The task = Copy the entries word for word, starting at the line that contains "staticText: Search xyxy=(44,881,83,900)" and stopping after the line that contains "staticText: (5×3－8) ×6＋7＝ [19,35,146,53]". Leave the pictures out of your copy.

The records =
-- START --

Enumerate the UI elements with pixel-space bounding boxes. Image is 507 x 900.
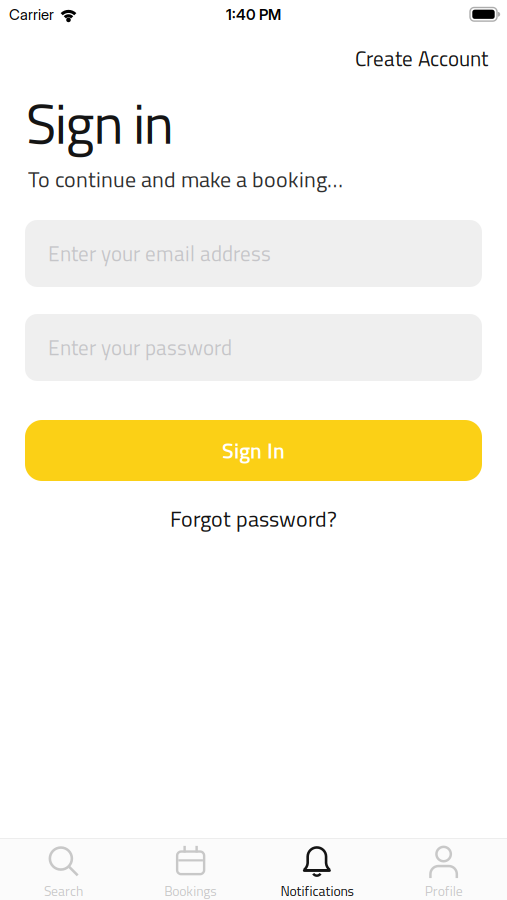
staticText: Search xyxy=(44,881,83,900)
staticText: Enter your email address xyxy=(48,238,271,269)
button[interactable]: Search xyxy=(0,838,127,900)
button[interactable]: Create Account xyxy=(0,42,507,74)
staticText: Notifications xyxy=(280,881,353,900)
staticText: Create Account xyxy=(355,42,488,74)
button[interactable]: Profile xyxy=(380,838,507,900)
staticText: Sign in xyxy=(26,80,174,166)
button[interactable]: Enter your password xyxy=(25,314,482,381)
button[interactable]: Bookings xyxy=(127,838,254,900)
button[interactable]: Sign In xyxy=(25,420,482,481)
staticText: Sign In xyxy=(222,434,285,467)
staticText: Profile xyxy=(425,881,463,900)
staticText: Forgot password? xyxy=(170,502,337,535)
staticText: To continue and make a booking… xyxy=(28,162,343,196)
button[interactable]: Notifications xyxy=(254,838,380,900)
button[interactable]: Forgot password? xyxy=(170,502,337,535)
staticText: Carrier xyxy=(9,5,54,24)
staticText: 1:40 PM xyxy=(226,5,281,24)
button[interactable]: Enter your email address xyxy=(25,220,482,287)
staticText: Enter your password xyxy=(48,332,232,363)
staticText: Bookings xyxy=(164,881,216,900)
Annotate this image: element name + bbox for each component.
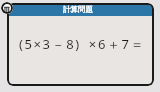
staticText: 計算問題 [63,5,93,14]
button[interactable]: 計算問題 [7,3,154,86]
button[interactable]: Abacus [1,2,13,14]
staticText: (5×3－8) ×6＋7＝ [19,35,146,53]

-- END --
-- START --

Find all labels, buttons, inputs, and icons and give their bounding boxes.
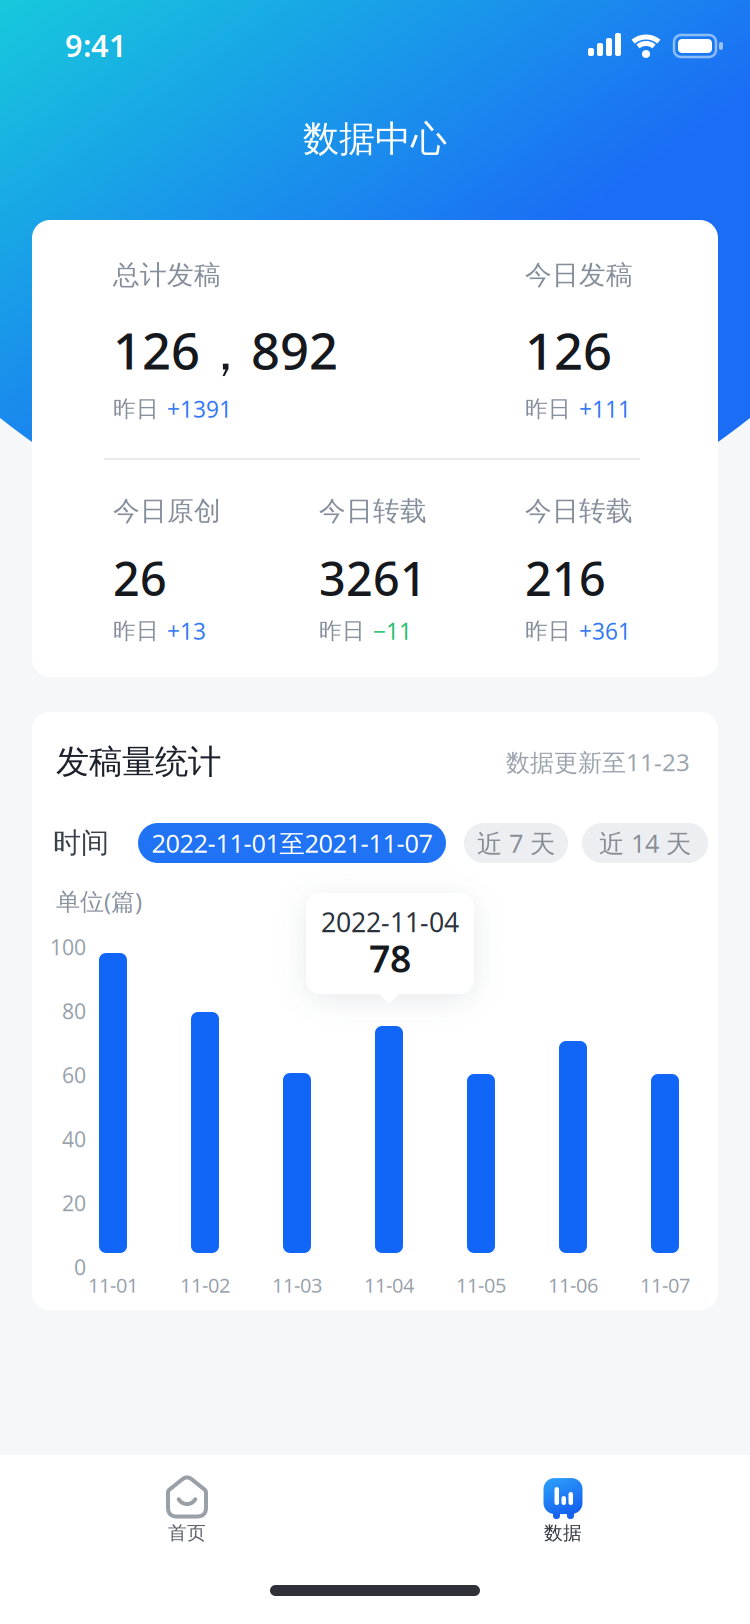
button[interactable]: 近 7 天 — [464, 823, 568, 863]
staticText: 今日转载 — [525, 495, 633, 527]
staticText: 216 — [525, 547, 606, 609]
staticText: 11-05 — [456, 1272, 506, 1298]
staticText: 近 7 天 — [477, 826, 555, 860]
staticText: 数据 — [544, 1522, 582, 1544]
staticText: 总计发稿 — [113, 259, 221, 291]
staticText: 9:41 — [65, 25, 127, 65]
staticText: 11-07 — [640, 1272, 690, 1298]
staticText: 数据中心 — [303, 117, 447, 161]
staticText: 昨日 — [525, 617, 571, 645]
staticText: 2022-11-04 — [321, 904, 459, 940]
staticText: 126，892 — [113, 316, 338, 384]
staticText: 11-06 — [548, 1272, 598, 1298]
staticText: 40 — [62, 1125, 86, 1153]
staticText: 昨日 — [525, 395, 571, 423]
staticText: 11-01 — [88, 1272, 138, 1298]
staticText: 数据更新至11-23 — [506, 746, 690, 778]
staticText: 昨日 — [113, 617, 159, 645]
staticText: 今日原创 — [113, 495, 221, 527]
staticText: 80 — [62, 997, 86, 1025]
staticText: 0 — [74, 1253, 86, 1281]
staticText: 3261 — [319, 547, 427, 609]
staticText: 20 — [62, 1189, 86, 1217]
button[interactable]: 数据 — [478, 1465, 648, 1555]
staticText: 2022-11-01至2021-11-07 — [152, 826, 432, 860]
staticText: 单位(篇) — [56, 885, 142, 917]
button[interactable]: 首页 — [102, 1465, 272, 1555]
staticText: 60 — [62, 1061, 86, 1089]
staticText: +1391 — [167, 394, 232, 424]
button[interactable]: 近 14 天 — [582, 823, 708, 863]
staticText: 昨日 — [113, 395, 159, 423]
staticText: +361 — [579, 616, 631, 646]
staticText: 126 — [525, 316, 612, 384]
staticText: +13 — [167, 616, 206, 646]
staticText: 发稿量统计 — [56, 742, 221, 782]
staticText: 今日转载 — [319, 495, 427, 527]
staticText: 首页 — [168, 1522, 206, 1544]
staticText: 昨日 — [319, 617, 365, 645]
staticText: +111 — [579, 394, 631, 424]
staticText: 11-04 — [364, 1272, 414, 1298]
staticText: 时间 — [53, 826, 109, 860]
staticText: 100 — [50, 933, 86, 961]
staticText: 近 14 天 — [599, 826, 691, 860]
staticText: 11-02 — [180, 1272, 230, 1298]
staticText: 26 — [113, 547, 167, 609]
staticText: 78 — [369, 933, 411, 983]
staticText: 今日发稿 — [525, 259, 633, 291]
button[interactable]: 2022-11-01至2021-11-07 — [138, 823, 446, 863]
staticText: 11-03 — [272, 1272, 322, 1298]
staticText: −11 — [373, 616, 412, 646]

-- END --

Finished task =
staticText: Search xyxy=(44,881,83,900)
staticText: Enter your email address xyxy=(48,238,271,269)
button[interactable]: Search xyxy=(0,838,127,900)
button[interactable]: Create Account xyxy=(0,42,507,74)
staticText: Notifications xyxy=(280,881,353,900)
staticText: Create Account xyxy=(355,42,488,74)
button[interactable]: Profile xyxy=(380,838,507,900)
staticText: Sign in xyxy=(26,80,174,166)
button[interactable]: Enter your password xyxy=(25,314,482,381)
button[interactable]: Bookings xyxy=(127,838,254,900)
button[interactable]: Sign In xyxy=(25,420,482,481)
staticText: Sign In xyxy=(222,434,285,467)
staticText: Profile xyxy=(425,881,463,900)
staticText: Forgot password? xyxy=(170,502,337,535)
staticText: To continue and make a booking… xyxy=(28,162,343,196)
button[interactable]: Notifications xyxy=(254,838,380,900)
button[interactable]: Forgot password? xyxy=(170,502,337,535)
staticText: Carrier xyxy=(9,5,54,24)
staticText: 1:40 PM xyxy=(226,5,281,24)
button[interactable]: Enter your email address xyxy=(25,220,482,287)
staticText: Enter your password xyxy=(48,332,232,363)
staticText: Bookings xyxy=(164,881,216,900)
Annotate this image: element name + bbox for each component.
staticText: 計算問題 [63,5,93,14]
button[interactable]: 計算問題 [7,3,154,86]
button[interactable]: Abacus [1,2,13,14]
staticText: (5×3－8) ×6＋7＝ [19,35,146,53]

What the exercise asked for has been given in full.